- **Records to process**:

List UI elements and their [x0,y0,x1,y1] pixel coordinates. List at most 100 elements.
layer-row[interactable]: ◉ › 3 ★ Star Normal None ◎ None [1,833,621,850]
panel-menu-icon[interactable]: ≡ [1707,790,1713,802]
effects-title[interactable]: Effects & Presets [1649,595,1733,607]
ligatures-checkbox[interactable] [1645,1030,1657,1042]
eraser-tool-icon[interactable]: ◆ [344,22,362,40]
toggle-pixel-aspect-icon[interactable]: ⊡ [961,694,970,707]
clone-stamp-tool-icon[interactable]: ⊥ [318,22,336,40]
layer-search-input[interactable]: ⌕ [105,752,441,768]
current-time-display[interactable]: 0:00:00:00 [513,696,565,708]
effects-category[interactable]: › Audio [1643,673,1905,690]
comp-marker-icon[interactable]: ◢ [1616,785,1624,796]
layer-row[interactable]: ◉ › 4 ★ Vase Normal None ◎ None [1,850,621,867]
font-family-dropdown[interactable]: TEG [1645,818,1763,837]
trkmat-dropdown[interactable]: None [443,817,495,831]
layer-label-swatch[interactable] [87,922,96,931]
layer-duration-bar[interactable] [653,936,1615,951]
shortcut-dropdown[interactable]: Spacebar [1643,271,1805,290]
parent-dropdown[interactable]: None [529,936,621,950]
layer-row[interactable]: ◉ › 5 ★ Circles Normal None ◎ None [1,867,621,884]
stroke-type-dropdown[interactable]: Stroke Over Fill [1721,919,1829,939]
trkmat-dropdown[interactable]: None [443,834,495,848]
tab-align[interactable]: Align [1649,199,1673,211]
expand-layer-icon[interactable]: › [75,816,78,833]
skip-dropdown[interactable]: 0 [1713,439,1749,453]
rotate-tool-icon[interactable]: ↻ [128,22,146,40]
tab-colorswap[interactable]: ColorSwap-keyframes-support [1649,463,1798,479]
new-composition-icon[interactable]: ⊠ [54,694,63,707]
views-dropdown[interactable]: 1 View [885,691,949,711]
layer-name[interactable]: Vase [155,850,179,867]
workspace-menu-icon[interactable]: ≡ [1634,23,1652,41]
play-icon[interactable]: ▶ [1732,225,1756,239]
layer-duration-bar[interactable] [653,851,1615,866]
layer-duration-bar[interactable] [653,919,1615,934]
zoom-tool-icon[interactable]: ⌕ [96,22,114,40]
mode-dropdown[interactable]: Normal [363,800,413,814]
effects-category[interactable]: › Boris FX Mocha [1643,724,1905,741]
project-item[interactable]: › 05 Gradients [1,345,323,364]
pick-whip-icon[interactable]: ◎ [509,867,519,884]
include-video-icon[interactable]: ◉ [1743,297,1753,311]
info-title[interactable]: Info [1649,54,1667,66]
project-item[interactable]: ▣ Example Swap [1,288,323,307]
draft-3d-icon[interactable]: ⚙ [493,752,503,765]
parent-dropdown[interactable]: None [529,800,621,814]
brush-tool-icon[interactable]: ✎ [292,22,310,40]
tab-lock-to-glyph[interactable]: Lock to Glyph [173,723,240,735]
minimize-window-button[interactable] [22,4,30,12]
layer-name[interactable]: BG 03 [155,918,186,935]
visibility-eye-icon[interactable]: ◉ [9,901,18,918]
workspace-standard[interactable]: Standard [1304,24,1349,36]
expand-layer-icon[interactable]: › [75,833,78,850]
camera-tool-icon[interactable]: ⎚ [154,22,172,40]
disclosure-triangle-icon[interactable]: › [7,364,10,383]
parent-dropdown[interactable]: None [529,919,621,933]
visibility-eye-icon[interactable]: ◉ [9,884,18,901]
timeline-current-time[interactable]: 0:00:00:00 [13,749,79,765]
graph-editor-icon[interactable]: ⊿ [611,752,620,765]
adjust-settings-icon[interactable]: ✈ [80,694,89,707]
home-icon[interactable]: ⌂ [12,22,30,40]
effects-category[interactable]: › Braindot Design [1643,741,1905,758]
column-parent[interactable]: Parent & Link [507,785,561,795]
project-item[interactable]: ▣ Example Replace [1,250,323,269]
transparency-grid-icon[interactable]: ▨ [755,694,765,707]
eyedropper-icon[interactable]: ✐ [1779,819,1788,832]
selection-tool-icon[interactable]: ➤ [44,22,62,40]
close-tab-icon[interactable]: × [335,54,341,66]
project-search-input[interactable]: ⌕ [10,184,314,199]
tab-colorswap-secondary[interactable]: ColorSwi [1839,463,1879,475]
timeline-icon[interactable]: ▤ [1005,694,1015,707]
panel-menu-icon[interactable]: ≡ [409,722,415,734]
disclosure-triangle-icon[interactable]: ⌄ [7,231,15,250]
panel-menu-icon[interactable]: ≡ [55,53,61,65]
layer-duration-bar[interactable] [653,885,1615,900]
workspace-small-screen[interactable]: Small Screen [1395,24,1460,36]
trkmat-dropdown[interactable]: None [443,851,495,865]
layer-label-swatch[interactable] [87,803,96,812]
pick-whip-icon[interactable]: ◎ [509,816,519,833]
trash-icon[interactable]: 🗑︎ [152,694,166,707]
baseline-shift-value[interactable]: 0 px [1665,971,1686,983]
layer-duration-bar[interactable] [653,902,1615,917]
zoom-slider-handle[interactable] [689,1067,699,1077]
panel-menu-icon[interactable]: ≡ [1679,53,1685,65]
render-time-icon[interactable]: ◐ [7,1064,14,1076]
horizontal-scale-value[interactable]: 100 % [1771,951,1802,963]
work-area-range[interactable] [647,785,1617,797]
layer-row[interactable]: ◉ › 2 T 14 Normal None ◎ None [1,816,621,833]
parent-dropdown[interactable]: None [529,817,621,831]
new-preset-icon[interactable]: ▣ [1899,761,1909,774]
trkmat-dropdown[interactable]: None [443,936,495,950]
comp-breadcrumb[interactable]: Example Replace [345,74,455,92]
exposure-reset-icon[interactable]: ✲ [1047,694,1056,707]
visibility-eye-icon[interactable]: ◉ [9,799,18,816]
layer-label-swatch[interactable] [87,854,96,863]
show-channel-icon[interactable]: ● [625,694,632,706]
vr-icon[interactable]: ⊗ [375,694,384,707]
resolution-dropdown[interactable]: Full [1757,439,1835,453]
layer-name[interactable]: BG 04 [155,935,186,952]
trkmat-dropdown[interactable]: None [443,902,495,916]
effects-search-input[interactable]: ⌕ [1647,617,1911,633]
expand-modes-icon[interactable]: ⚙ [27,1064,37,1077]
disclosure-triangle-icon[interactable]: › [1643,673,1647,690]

- **What you are asked to do**:
Count the lines in the records above that contain the string "menu", treating uppercase and lowercase as different, and give only the number.

- **Exercise solution**:
5